- [Problems and tasks]:
[A] In the forum post about NBA trades, rewrite the paragraph that begins "Picks and expiring contracts" in shorter form, keeping its main facts.
[B] Repeat the forum post about NBA trades word for word, from "The Raptors deal" up to and including "out of Denver.".

- [Document section]:
********************

The Raptors deal Vince for 2 first rounders, Eric Williams, Aaron Williams, and Mourning, who they are about to buyout for some figure over 10 million

You think they think twice about TT or Penny with a collection of those expiring contracts?

Look at what the Nets got for Kenyon Martin. They didn't want to give K-Mart the money he got, and they STILL got THREE first round picks out of Denver.

Picks and expiring contracts are assets that are worth all-stars to many teams. The Knicks dealt all of their assets for a sixth man caliber player that might make one all-star team during his career if all the other guards in the east like Lebron/Wade/Iverson/Kidd/Baron/Marbury/Redd/Hamilton/Billups/Pierce/Francis/Carter all decide to simultaneously die. Crawford isn't even a top 10 guard in the east, and won't be for a long time. He might not even be top 15 in the east, since I didn't mention Arenas, Hughes, Tinsley, Mobley, Houston, or Hinrich.

********************

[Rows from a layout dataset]
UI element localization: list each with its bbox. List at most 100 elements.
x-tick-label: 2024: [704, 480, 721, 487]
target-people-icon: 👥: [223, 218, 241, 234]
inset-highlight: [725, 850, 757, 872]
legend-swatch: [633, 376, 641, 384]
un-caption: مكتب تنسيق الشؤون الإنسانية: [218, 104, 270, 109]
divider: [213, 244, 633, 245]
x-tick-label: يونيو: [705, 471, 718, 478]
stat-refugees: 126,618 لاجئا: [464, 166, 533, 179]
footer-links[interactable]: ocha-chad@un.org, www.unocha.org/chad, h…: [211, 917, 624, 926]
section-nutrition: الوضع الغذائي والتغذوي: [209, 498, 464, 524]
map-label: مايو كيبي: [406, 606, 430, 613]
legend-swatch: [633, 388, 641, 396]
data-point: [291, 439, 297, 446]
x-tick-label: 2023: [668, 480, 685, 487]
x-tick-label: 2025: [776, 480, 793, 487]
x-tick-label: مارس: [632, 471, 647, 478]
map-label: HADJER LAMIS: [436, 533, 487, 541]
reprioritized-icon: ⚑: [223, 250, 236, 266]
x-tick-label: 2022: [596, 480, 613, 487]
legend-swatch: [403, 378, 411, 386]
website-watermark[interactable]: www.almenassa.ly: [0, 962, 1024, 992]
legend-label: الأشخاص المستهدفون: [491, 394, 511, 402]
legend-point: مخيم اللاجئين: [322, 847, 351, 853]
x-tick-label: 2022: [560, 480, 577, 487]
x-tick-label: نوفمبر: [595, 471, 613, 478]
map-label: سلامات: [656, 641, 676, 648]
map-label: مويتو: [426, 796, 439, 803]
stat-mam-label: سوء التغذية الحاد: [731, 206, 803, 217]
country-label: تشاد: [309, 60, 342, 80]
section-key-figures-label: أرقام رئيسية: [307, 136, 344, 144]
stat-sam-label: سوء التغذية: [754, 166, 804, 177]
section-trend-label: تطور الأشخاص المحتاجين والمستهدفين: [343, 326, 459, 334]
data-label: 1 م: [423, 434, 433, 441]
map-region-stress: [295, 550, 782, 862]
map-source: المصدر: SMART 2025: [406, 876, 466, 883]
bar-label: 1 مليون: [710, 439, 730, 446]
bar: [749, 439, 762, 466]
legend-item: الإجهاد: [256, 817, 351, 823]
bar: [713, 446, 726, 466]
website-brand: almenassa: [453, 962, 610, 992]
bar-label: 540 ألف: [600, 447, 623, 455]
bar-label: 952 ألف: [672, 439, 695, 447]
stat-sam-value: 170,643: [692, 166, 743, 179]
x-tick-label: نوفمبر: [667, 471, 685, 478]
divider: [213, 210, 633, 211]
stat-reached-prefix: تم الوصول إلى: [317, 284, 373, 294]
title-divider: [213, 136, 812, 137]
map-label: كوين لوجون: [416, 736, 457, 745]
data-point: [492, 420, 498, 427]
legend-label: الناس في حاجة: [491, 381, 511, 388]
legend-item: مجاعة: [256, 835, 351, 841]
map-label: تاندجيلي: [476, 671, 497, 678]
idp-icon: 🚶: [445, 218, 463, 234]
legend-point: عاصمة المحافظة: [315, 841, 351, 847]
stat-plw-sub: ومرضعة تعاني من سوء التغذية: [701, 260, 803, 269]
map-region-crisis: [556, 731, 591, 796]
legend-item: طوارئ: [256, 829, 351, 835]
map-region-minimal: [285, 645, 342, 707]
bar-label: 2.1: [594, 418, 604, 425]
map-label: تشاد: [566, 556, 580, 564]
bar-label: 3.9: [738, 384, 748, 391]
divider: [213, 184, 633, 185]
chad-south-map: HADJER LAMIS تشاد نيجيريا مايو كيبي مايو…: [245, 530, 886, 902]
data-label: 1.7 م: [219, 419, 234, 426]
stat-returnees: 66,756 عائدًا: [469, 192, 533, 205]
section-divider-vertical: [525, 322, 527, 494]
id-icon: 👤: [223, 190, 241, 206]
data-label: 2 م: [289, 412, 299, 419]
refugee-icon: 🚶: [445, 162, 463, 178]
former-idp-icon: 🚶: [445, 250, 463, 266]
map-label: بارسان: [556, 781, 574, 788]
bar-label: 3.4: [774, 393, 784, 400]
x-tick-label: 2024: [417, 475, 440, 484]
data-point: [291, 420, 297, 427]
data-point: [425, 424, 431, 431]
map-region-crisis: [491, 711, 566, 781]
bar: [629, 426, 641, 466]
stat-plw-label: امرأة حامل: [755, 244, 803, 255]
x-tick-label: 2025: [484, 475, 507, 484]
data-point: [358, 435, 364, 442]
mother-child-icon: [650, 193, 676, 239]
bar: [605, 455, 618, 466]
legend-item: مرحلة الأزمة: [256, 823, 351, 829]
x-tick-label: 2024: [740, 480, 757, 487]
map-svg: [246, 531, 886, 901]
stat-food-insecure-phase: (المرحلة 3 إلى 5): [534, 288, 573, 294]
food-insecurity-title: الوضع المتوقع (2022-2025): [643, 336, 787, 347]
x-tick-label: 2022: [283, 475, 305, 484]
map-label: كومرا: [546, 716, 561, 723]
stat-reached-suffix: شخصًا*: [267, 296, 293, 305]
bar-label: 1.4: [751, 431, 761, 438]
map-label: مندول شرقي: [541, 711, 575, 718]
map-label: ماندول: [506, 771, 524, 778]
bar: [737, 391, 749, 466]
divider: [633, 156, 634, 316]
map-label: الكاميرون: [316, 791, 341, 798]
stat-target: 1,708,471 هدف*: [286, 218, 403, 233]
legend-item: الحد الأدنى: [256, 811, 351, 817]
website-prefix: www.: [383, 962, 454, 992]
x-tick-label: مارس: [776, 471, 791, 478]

********************

- [Final results]:
[A] Many teams value picks and expiring contracts as highly as all-stars. The Knicks traded all of theirs for Crawford, a sixth-man caliber player who might make one all-star team in his career only if the other eastern guards, from Lebron and Wade through Carter, all died at once. Crawford isn't a top 10 guard in the east and won't be for a long time. Counting Arenas, Hughes, Tinsley, Mobley, Houston and Hinrich, he might not be top 15.

[B]
The Raptors deal Vince for 2 first rounders, Eric Williams, Aaron Williams, and Mourning, who they are about to buyout for some figure over 10 million

You think they think twice about TT or Penny with a collection of those expiring contracts?

Look at what the Nets got for Kenyon Martin. They didn't want to give K-Mart the money he got, and they STILL got THREE first round picks out of Denver.